**Given task**
The records that follow are to be transcribed in full, without their images.

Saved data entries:
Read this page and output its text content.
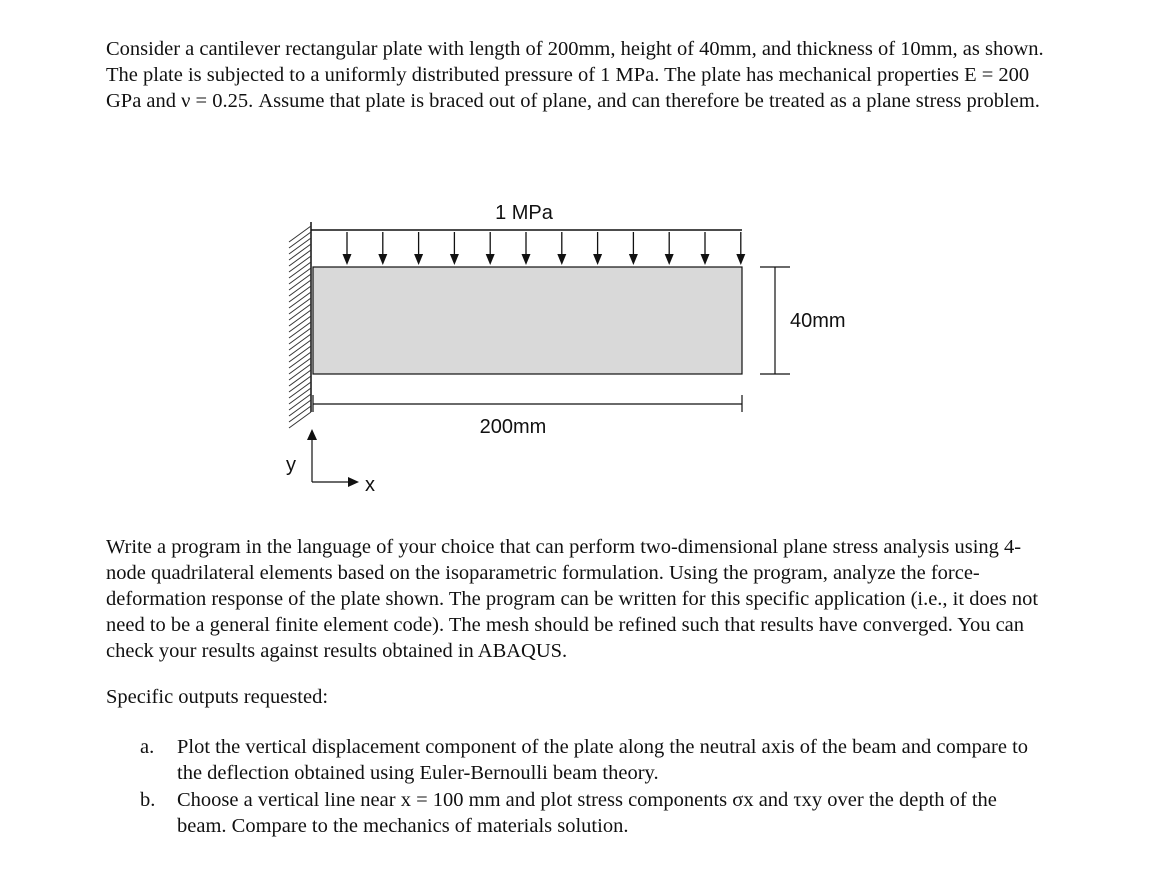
Consider a cantilever rectangular plate with length of 200mm, height of 40mm, and thickness of 10mm, as shown. The plate is subjected to a uniformly distributed pressure of 1 MPa. The plate has mechanical properties E = 200 GPa and ν = 0.25. Assume that plate is braced out of plane, and can therefore be treated as a plane stress problem.
1 MPa
40mm
200mm
y
x
Write a program in the language of your choice that can perform two-dimensional plane stress analysis using 4-node quadrilateral elements based on the isoparametric formulation. Using the program, analyze the force-deformation response of the plate shown. The program can be written for this specific application (i.e., it does not need to be a general finite element code). The mesh should be refined such that results have converged. You can check your results against results obtained in ABAQUS.
Specific outputs requested:
a. Plot the vertical displacement component of the plate along the neutral axis of the beam and compare to the deflection obtained using Euler-Bernoulli beam theory.
b. Choose a vertical line near x = 100 mm and plot stress components σx and τxy over the depth of the beam. Compare to the mechanics of materials solution.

**Correct response**
Read this page and output its text content.
Consider a cantilever rectangular plate with length of 200mm, height of 40mm, and thickness of 10mm, as shown. The plate is subjected to a uniformly distributed pressure of 1 MPa. The plate has mechanical properties E = 200 GPa and ν = 0.25. Assume that plate is braced out of plane, and can therefore be treated as a plane stress problem.
1 MPa
40mm
200mm
y
x
Write a program in the language of your choice that can perform two-dimensional plane stress analysis using 4-node quadrilateral elements based on the isoparametric formulation. Using the program, analyze the force-deformation response of the plate shown. The program can be written for this specific application (i.e., it does not need to be a general finite element code). The mesh should be refined such that results have converged. You can check your results against results obtained in ABAQUS.
Specific outputs requested:
a. Plot the vertical displacement component of the plate along the neutral axis of the beam and compare to the deflection obtained using Euler-Bernoulli beam theory.
b. Choose a vertical line near x = 100 mm and plot stress components σx and τxy over the depth of the beam. Compare to the mechanics of materials solution.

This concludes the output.